▶ [YOUR INSTRUCTIONS]
Repeat the listing in full. Nothing may be added or left out.

Stored data entries
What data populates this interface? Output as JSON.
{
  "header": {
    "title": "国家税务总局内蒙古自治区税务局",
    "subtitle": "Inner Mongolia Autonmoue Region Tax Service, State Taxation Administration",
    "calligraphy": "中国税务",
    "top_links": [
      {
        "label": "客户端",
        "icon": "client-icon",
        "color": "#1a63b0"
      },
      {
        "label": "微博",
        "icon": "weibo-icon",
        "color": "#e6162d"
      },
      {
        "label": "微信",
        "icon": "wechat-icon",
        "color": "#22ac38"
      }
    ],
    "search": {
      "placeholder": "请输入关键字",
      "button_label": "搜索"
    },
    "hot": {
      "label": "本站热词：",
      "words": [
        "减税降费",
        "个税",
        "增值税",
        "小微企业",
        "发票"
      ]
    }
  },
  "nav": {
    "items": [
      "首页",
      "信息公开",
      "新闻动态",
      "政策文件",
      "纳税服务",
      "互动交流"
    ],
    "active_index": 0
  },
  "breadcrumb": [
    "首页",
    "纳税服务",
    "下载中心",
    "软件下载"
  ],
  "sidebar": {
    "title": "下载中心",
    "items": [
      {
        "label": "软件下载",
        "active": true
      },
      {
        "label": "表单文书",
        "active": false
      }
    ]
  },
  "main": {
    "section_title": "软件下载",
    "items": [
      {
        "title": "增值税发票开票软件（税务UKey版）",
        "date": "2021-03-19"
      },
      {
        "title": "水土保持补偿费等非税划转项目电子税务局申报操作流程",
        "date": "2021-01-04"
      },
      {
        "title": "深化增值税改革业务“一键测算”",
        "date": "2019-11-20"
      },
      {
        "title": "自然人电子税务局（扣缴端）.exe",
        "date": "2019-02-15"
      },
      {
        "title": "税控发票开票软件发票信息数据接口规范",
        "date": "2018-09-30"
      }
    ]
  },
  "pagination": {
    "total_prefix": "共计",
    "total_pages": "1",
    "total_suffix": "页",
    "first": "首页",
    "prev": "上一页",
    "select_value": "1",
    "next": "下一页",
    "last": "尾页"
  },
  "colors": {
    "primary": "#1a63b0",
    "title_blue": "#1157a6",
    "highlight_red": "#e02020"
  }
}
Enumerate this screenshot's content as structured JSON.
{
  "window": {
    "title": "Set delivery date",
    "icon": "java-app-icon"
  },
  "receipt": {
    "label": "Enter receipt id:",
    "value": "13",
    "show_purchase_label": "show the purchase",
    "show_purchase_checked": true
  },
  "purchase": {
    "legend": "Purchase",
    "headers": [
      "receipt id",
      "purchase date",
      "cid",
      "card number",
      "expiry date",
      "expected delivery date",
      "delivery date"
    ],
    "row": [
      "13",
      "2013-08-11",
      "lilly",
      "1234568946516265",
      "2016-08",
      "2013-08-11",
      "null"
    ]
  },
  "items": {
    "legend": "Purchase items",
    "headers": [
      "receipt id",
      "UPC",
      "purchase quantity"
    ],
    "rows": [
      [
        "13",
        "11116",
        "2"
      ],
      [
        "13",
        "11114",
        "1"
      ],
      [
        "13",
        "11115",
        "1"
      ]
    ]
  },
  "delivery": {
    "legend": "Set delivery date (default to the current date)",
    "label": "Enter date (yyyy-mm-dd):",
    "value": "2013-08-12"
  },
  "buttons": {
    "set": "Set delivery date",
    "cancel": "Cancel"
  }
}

▶ [COMPLETE OUTPUT]
What data populates this interface? Output as JSON.
{
  "header": {
    "title": "国家税务总局内蒙古自治区税务局",
    "subtitle": "Inner Mongolia Autonmoue Region Tax Service, State Taxation Administration",
    "calligraphy": "中国税务",
    "top_links": [
      {
        "label": "客户端",
        "icon": "client-icon",
        "color": "#1a63b0"
      },
      {
        "label": "微博",
        "icon": "weibo-icon",
        "color": "#e6162d"
      },
      {
        "label": "微信",
        "icon": "wechat-icon",
        "color": "#22ac38"
      }
    ],
    "search": {
      "placeholder": "请输入关键字",
      "button_label": "搜索"
    },
    "hot": {
      "label": "本站热词：",
      "words": [
        "减税降费",
        "个税",
        "增值税",
        "小微企业",
        "发票"
      ]
    }
  },
  "nav": {
    "items": [
      "首页",
      "信息公开",
      "新闻动态",
      "政策文件",
      "纳税服务",
      "互动交流"
    ],
    "active_index": 0
  },
  "breadcrumb": [
    "首页",
    "纳税服务",
    "下载中心",
    "软件下载"
  ],
  "sidebar": {
    "title": "下载中心",
    "items": [
      {
        "label": "软件下载",
        "active": true
      },
      {
        "label": "表单文书",
        "active": false
      }
    ]
  },
  "main": {
    "section_title": "软件下载",
    "items": [
      {
        "title": "增值税发票开票软件（税务UKey版）",
        "date": "2021-03-19"
      },
      {
        "title": "水土保持补偿费等非税划转项目电子税务局申报操作流程",
        "date": "2021-01-04"
      },
      {
        "title": "深化增值税改革业务“一键测算”",
        "date": "2019-11-20"
      },
      {
        "title": "自然人电子税务局（扣缴端）.exe",
        "date": "2019-02-15"
      },
      {
        "title": "税控发票开票软件发票信息数据接口规范",
        "date": "2018-09-30"
      }
    ]
  },
  "pagination": {
    "total_prefix": "共计",
    "total_pages": "1",
    "total_suffix": "页",
    "first": "首页",
    "prev": "上一页",
    "select_value": "1",
    "next": "下一页",
    "last": "尾页"
  },
  "colors": {
    "primary": "#1a63b0",
    "title_blue": "#1157a6",
    "highlight_red": "#e02020"
  }
}
Enumerate this screenshot's content as structured JSON.
{
  "window": {
    "title": "Set delivery date",
    "icon": "java-app-icon"
  },
  "receipt": {
    "label": "Enter receipt id:",
    "value": "13",
    "show_purchase_label": "show the purchase",
    "show_purchase_checked": true
  },
  "purchase": {
    "legend": "Purchase",
    "headers": [
      "receipt id",
      "purchase date",
      "cid",
      "card number",
      "expiry date",
      "expected delivery date",
      "delivery date"
    ],
    "row": [
      "13",
      "2013-08-11",
      "lilly",
      "1234568946516265",
      "2016-08",
      "2013-08-11",
      "null"
    ]
  },
  "items": {
    "legend": "Purchase items",
    "headers": [
      "receipt id",
      "UPC",
      "purchase quantity"
    ],
    "rows": [
      [
        "13",
        "11116",
        "2"
      ],
      [
        "13",
        "11114",
        "1"
      ],
      [
        "13",
        "11115",
        "1"
      ]
    ]
  },
  "delivery": {
    "legend": "Set delivery date (default to the current date)",
    "label": "Enter date (yyyy-mm-dd):",
    "value": "2013-08-12"
  },
  "buttons": {
    "set": "Set delivery date",
    "cancel": "Cancel"
  }
}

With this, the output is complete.